(Data extract):
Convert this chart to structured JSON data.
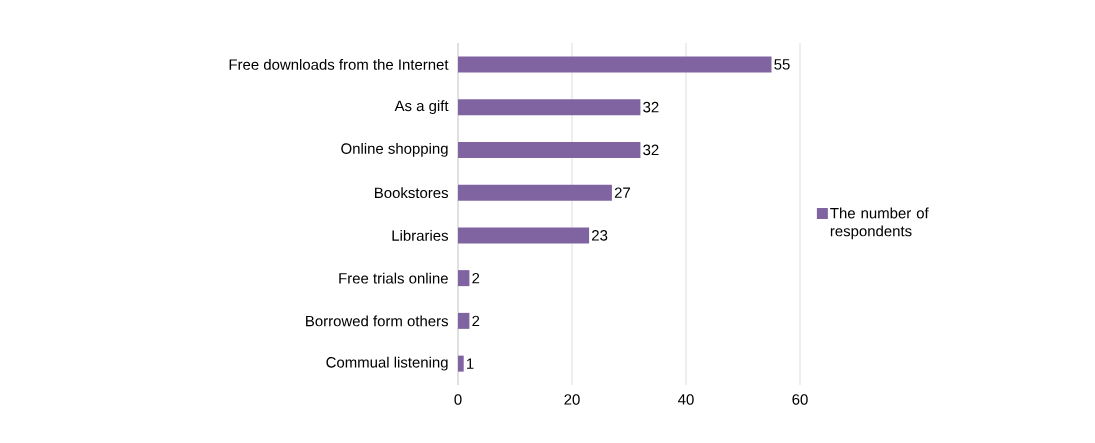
{
  "chart_data": {
    "type": "bar",
    "orientation": "horizontal",
    "categories": [
      "Free downloads from the Internet",
      "As a gift",
      "Online shopping",
      "Bookstores",
      "Libraries",
      "Free trials online",
      "Borrowed form others",
      "Commual listening"
    ],
    "series": [
      {
        "name": "The number of respondents",
        "color": "#8064a2",
        "values": [
          55,
          32,
          32,
          27,
          23,
          2,
          2,
          1
        ]
      }
    ],
    "xlim": [
      0,
      60
    ],
    "xticks": [
      0,
      20,
      40,
      60
    ],
    "grid": "x",
    "legend": "right",
    "data_labels": true
  }
}
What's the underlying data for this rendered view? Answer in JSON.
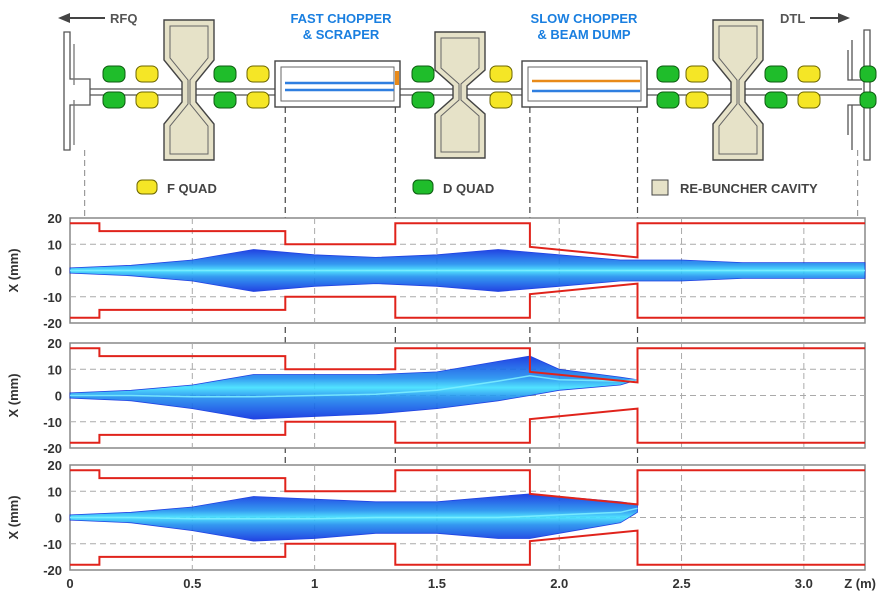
{
  "top_labels": {
    "left_arrow": "RFQ",
    "right_arrow": "DTL",
    "chopper_fast": [
      "FAST CHOPPER",
      "& SCRAPER"
    ],
    "chopper_slow": [
      "SLOW CHOPPER",
      "& BEAM DUMP"
    ]
  },
  "legend": {
    "f_quad": "F QUAD",
    "d_quad": "D QUAD",
    "rebuncher": "RE-BUNCHER CAVITY"
  },
  "colors": {
    "f_quad": "#f5e626",
    "d_quad": "#1fbd2b",
    "rebuncher": "#e6e2c8",
    "aperture": "#e0231b",
    "title_blue": "#1a7fe0",
    "beam_dark": "#0a2fe0",
    "beam_light": "#3fd6ff",
    "fast_plate": "#2f7fe0",
    "slow_plate": "#e88a1a"
  },
  "panels": [
    {
      "ylabel": "X (mm)",
      "yticks": [
        "20",
        "10",
        "0",
        "-10",
        "-20"
      ]
    },
    {
      "ylabel": "X (mm)",
      "yticks": [
        "20",
        "10",
        "0",
        "-10",
        "-20"
      ]
    },
    {
      "ylabel": "X (mm)",
      "yticks": [
        "20",
        "10",
        "0",
        "-10",
        "-20"
      ]
    }
  ],
  "x_axis": {
    "ticks": [
      "0",
      "0.5",
      "1",
      "1.5",
      "2.0",
      "2.5",
      "3.0"
    ],
    "unit_label": "Z (m)"
  },
  "chart_data": {
    "type": "area",
    "xlabel": "Z (m)",
    "ylabel": "X (mm)",
    "xlim": [
      0,
      3.25
    ],
    "ylim": [
      -20,
      20
    ],
    "x_ticks": [
      0,
      0.5,
      1,
      1.5,
      2.0,
      2.5,
      3.0
    ],
    "y_ticks": [
      20,
      10,
      0,
      -10,
      -20
    ],
    "grid": true,
    "aperture_z": [
      0,
      0.12,
      0.12,
      0.88,
      0.88,
      1.33,
      1.33,
      1.88,
      1.88,
      2.32,
      2.32,
      3.08,
      3.08,
      3.25
    ],
    "aperture_x": [
      18,
      18,
      15,
      15,
      10,
      10,
      18,
      18,
      9,
      5,
      18,
      18,
      18,
      18
    ],
    "panels": [
      {
        "z": [
          0,
          0.25,
          0.5,
          0.75,
          1.0,
          1.25,
          1.5,
          1.75,
          2.0,
          2.25,
          2.5,
          2.75,
          3.0,
          3.25
        ],
        "upper": [
          1,
          2,
          4,
          8,
          6,
          5,
          6,
          8,
          6,
          4,
          4,
          3,
          3,
          3
        ],
        "lower": [
          -1,
          -2,
          -4,
          -8,
          -6,
          -5,
          -6,
          -8,
          -6,
          -4,
          -4,
          -3,
          -3,
          -3
        ]
      },
      {
        "z": [
          0,
          0.25,
          0.5,
          0.75,
          1.0,
          1.25,
          1.5,
          1.75,
          1.88,
          2.0,
          2.25,
          2.32
        ],
        "upper": [
          1,
          2,
          4,
          8,
          8,
          8,
          9,
          13,
          15,
          10,
          7,
          6
        ],
        "lower": [
          -1,
          -2,
          -5,
          -9,
          -8,
          -7,
          -5,
          -2,
          0,
          2,
          4,
          6
        ]
      },
      {
        "z": [
          0,
          0.25,
          0.5,
          0.75,
          1.0,
          1.25,
          1.5,
          1.75,
          1.88,
          2.0,
          2.25,
          2.32
        ],
        "upper": [
          1,
          2,
          4,
          8,
          7,
          6,
          6,
          8,
          9,
          8,
          6,
          5
        ],
        "lower": [
          -1,
          -2,
          -5,
          -9,
          -8,
          -6,
          -6,
          -8,
          -8,
          -6,
          -2,
          2
        ]
      }
    ],
    "fast_chopper_z": [
      0.88,
      1.33
    ],
    "slow_chopper_z": [
      1.88,
      2.32
    ]
  }
}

(What is expected): Display every line of the listing that contains the string "this".

(In response):
Convert this chart to structured JSON data.
What's the underlying data for this rendered view? Answer in JSON.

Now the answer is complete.